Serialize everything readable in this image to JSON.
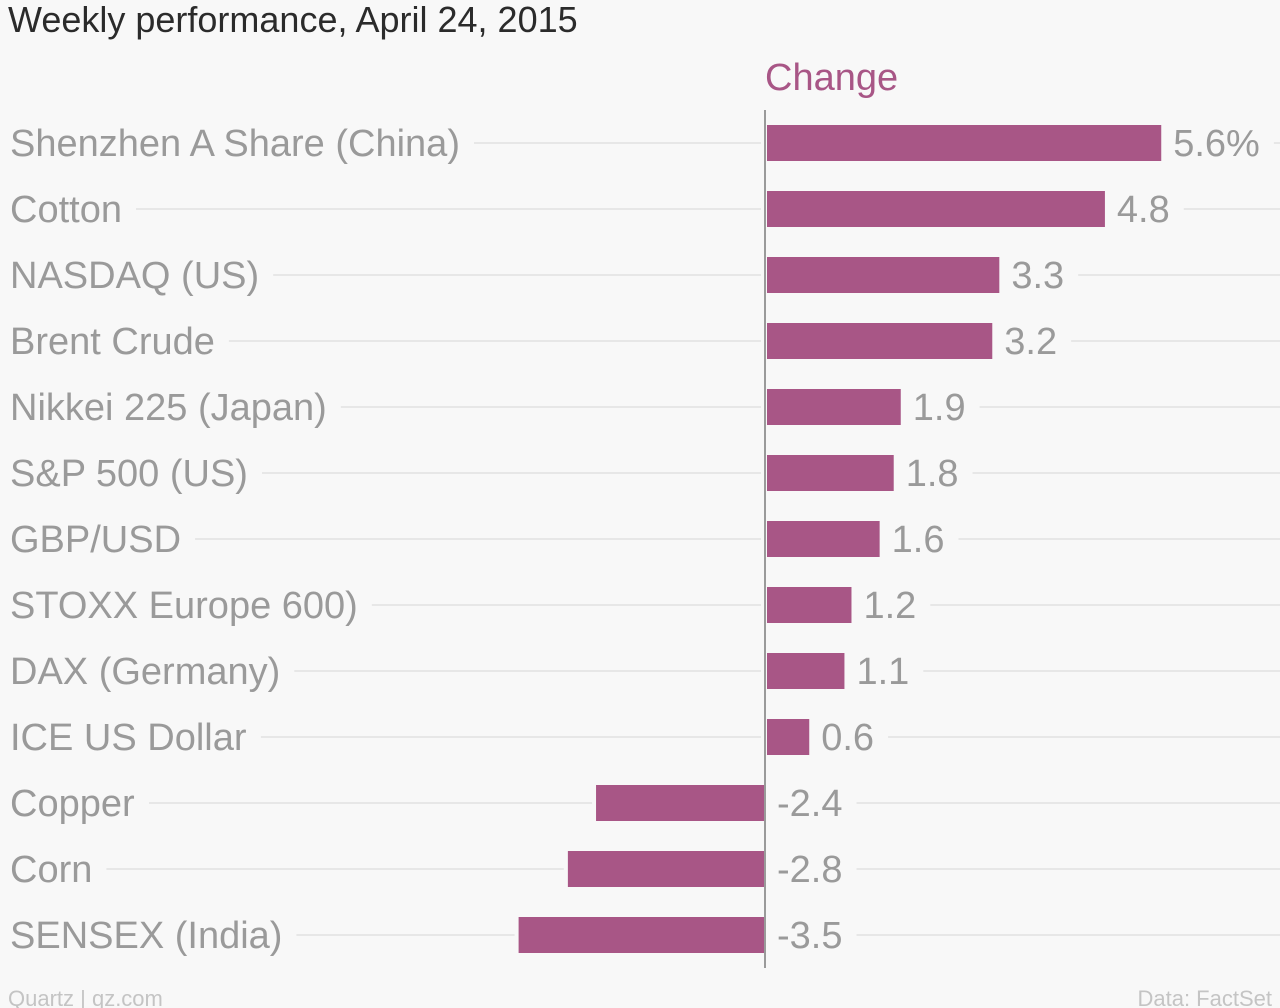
{
  "colors": {
    "background": "#f8f8f8",
    "bar": "#a85686",
    "header": "#a85686",
    "label": "#9a9a9a",
    "title": "#2b2b2b",
    "gridline": "#e7e7e7",
    "axis": "#9a9a9a",
    "footer": "#c4c4c4"
  },
  "footer": {
    "source_left": "Quartz | qz.com",
    "source_right": "Data: FactSet"
  },
  "chart_data": {
    "type": "bar",
    "orientation": "horizontal",
    "title": "Weekly performance, April 24, 2015",
    "series": [
      {
        "name": "Change",
        "values": [
          5.6,
          4.8,
          3.3,
          3.2,
          1.9,
          1.8,
          1.6,
          1.2,
          1.1,
          0.6,
          -2.4,
          -2.8,
          -3.5
        ],
        "value_labels": [
          "5.6%",
          "4.8",
          "3.3",
          "3.2",
          "1.9",
          "1.8",
          "1.6",
          "1.2",
          "1.1",
          "0.6",
          "-2.4",
          "-2.8",
          "-3.5"
        ]
      }
    ],
    "categories": [
      "Shenzhen A Share (China)",
      "Cotton",
      "NASDAQ (US)",
      "Brent Crude",
      "Nikkei 225 (Japan)",
      "S&P 500 (US)",
      "GBP/USD",
      "STOXX Europe 600)",
      "DAX (Germany)",
      "ICE US Dollar",
      "Copper",
      "Corn",
      "SENSEX (India)"
    ],
    "xlim": [
      -3.5,
      5.6
    ],
    "grid": true,
    "legend": "none"
  }
}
----
• [TASK BRIEF] Tally the lines in this data that hold the word "title" and state only the count.

• [RESULT FOR THIS TASK] 2